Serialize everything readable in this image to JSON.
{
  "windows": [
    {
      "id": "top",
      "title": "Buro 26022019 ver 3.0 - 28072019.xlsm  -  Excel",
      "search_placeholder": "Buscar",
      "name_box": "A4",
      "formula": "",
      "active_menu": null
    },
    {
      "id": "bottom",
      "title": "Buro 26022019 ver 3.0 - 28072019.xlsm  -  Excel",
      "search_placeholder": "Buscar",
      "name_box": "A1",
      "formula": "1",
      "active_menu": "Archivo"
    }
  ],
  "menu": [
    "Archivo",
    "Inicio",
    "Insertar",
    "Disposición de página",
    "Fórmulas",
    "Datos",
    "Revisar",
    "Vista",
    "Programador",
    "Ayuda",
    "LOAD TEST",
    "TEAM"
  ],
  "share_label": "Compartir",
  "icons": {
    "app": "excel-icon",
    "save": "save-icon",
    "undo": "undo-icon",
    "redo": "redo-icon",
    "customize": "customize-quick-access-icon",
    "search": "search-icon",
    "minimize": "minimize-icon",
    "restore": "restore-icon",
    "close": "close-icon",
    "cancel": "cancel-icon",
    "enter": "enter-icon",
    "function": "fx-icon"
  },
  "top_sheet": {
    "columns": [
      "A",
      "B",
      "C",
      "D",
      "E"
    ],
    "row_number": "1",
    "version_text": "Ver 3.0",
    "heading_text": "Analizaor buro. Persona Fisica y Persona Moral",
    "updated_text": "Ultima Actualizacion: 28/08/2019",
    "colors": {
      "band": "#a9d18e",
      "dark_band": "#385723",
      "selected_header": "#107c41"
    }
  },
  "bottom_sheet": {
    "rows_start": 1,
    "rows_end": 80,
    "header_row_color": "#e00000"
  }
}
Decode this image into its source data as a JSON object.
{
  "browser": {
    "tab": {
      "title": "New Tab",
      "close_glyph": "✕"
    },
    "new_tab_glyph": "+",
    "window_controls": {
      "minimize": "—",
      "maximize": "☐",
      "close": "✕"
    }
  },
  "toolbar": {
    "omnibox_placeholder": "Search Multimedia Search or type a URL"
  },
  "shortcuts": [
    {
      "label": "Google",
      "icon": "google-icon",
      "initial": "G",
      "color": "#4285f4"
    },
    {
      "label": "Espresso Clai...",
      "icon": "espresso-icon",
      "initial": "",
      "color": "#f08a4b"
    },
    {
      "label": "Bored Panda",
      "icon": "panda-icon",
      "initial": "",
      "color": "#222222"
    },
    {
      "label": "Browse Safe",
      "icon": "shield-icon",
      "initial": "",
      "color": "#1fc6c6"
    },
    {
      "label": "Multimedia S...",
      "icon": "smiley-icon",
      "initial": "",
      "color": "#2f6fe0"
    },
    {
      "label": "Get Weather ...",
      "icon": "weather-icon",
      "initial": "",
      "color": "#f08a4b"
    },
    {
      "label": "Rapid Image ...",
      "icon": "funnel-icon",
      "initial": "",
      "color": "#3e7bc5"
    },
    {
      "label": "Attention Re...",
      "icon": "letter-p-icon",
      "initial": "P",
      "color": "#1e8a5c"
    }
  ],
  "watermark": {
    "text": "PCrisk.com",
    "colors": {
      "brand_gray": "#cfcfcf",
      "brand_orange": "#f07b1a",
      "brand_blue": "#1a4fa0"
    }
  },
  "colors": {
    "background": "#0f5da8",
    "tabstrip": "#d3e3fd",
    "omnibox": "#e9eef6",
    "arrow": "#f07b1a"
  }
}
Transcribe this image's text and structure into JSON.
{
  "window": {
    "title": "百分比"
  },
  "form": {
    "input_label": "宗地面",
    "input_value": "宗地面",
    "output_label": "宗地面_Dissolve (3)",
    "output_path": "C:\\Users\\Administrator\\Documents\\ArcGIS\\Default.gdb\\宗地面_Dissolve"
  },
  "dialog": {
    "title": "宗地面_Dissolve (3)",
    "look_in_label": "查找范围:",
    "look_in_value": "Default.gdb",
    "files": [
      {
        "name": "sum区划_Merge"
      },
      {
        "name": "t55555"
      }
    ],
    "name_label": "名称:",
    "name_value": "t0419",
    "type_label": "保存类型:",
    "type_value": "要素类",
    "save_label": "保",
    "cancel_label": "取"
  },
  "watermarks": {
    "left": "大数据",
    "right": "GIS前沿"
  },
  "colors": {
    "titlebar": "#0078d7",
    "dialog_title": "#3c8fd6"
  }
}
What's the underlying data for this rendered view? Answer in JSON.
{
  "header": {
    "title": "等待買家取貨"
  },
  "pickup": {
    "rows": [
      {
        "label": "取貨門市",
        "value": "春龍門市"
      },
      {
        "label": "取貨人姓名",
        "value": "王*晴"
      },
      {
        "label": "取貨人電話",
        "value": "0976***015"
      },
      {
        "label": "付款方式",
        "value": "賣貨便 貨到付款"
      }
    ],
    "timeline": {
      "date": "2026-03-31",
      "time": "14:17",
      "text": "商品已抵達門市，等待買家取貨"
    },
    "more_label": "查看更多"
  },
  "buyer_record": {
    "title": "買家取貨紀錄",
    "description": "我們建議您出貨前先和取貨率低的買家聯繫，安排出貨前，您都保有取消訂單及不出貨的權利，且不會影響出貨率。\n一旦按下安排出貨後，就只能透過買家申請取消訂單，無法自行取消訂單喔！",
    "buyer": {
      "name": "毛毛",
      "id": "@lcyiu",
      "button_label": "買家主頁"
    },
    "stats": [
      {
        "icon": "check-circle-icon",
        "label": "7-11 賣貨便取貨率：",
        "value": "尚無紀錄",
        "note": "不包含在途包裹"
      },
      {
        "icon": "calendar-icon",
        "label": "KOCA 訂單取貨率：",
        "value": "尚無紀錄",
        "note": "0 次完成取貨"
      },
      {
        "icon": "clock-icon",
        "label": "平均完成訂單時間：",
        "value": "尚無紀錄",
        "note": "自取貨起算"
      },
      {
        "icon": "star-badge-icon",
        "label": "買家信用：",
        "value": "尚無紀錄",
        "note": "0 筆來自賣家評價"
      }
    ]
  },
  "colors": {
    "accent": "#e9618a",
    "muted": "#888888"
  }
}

__Aim__
Copy out each record from above, exactly.

__Problem solution__
Serialize everything readable in this image to JSON.
{
  "windows": [
    {
      "id": "top",
      "title": "Buro 26022019 ver 3.0 - 28072019.xlsm  -  Excel",
      "search_placeholder": "Buscar",
      "name_box": "A4",
      "formula": "",
      "active_menu": null
    },
    {
      "id": "bottom",
      "title": "Buro 26022019 ver 3.0 - 28072019.xlsm  -  Excel",
      "search_placeholder": "Buscar",
      "name_box": "A1",
      "formula": "1",
      "active_menu": "Archivo"
    }
  ],
  "menu": [
    "Archivo",
    "Inicio",
    "Insertar",
    "Disposición de página",
    "Fórmulas",
    "Datos",
    "Revisar",
    "Vista",
    "Programador",
    "Ayuda",
    "LOAD TEST",
    "TEAM"
  ],
  "share_label": "Compartir",
  "icons": {
    "app": "excel-icon",
    "save": "save-icon",
    "undo": "undo-icon",
    "redo": "redo-icon",
    "customize": "customize-quick-access-icon",
    "search": "search-icon",
    "minimize": "minimize-icon",
    "restore": "restore-icon",
    "close": "close-icon",
    "cancel": "cancel-icon",
    "enter": "enter-icon",
    "function": "fx-icon"
  },
  "top_sheet": {
    "columns": [
      "A",
      "B",
      "C",
      "D",
      "E"
    ],
    "row_number": "1",
    "version_text": "Ver 3.0",
    "heading_text": "Analizaor buro. Persona Fisica y Persona Moral",
    "updated_text": "Ultima Actualizacion: 28/08/2019",
    "colors": {
      "band": "#a9d18e",
      "dark_band": "#385723",
      "selected_header": "#107c41"
    }
  },
  "bottom_sheet": {
    "rows_start": 1,
    "rows_end": 80,
    "header_row_color": "#e00000"
  }
}
Decode this image into its source data as a JSON object.
{
  "browser": {
    "tab": {
      "title": "New Tab",
      "close_glyph": "✕"
    },
    "new_tab_glyph": "+",
    "window_controls": {
      "minimize": "—",
      "maximize": "☐",
      "close": "✕"
    }
  },
  "toolbar": {
    "omnibox_placeholder": "Search Multimedia Search or type a URL"
  },
  "shortcuts": [
    {
      "label": "Google",
      "icon": "google-icon",
      "initial": "G",
      "color": "#4285f4"
    },
    {
      "label": "Espresso Clai...",
      "icon": "espresso-icon",
      "initial": "",
      "color": "#f08a4b"
    },
    {
      "label": "Bored Panda",
      "icon": "panda-icon",
      "initial": "",
      "color": "#222222"
    },
    {
      "label": "Browse Safe",
      "icon": "shield-icon",
      "initial": "",
      "color": "#1fc6c6"
    },
    {
      "label": "Multimedia S...",
      "icon": "smiley-icon",
      "initial": "",
      "color": "#2f6fe0"
    },
    {
      "label": "Get Weather ...",
      "icon": "weather-icon",
      "initial": "",
      "color": "#f08a4b"
    },
    {
      "label": "Rapid Image ...",
      "icon": "funnel-icon",
      "initial": "",
      "color": "#3e7bc5"
    },
    {
      "label": "Attention Re...",
      "icon": "letter-p-icon",
      "initial": "P",
      "color": "#1e8a5c"
    }
  ],
  "watermark": {
    "text": "PCrisk.com",
    "colors": {
      "brand_gray": "#cfcfcf",
      "brand_orange": "#f07b1a",
      "brand_blue": "#1a4fa0"
    }
  },
  "colors": {
    "background": "#0f5da8",
    "tabstrip": "#d3e3fd",
    "omnibox": "#e9eef6",
    "arrow": "#f07b1a"
  }
}
Transcribe this image's text and structure into JSON.
{
  "window": {
    "title": "百分比"
  },
  "form": {
    "input_label": "宗地面",
    "input_value": "宗地面",
    "output_label": "宗地面_Dissolve (3)",
    "output_path": "C:\\Users\\Administrator\\Documents\\ArcGIS\\Default.gdb\\宗地面_Dissolve"
  },
  "dialog": {
    "title": "宗地面_Dissolve (3)",
    "look_in_label": "查找范围:",
    "look_in_value": "Default.gdb",
    "files": [
      {
        "name": "sum区划_Merge"
      },
      {
        "name": "t55555"
      }
    ],
    "name_label": "名称:",
    "name_value": "t0419",
    "type_label": "保存类型:",
    "type_value": "要素类",
    "save_label": "保",
    "cancel_label": "取"
  },
  "watermarks": {
    "left": "大数据",
    "right": "GIS前沿"
  },
  "colors": {
    "titlebar": "#0078d7",
    "dialog_title": "#3c8fd6"
  }
}
What's the underlying data for this rendered view? Answer in JSON.
{
  "header": {
    "title": "等待買家取貨"
  },
  "pickup": {
    "rows": [
      {
        "label": "取貨門市",
        "value": "春龍門市"
      },
      {
        "label": "取貨人姓名",
        "value": "王*晴"
      },
      {
        "label": "取貨人電話",
        "value": "0976***015"
      },
      {
        "label": "付款方式",
        "value": "賣貨便 貨到付款"
      }
    ],
    "timeline": {
      "date": "2026-03-31",
      "time": "14:17",
      "text": "商品已抵達門市，等待買家取貨"
    },
    "more_label": "查看更多"
  },
  "buyer_record": {
    "title": "買家取貨紀錄",
    "description": "我們建議您出貨前先和取貨率低的買家聯繫，安排出貨前，您都保有取消訂單及不出貨的權利，且不會影響出貨率。\n一旦按下安排出貨後，就只能透過買家申請取消訂單，無法自行取消訂單喔！",
    "buyer": {
      "name": "毛毛",
      "id": "@lcyiu",
      "button_label": "買家主頁"
    },
    "stats": [
      {
        "icon": "check-circle-icon",
        "label": "7-11 賣貨便取貨率：",
        "value": "尚無紀錄",
        "note": "不包含在途包裹"
      },
      {
        "icon": "calendar-icon",
        "label": "KOCA 訂單取貨率：",
        "value": "尚無紀錄",
        "note": "0 次完成取貨"
      },
      {
        "icon": "clock-icon",
        "label": "平均完成訂單時間：",
        "value": "尚無紀錄",
        "note": "自取貨起算"
      },
      {
        "icon": "star-badge-icon",
        "label": "買家信用：",
        "value": "尚無紀錄",
        "note": "0 筆來自賣家評價"
      }
    ]
  },
  "colors": {
    "accent": "#e9618a",
    "muted": "#888888"
  }
}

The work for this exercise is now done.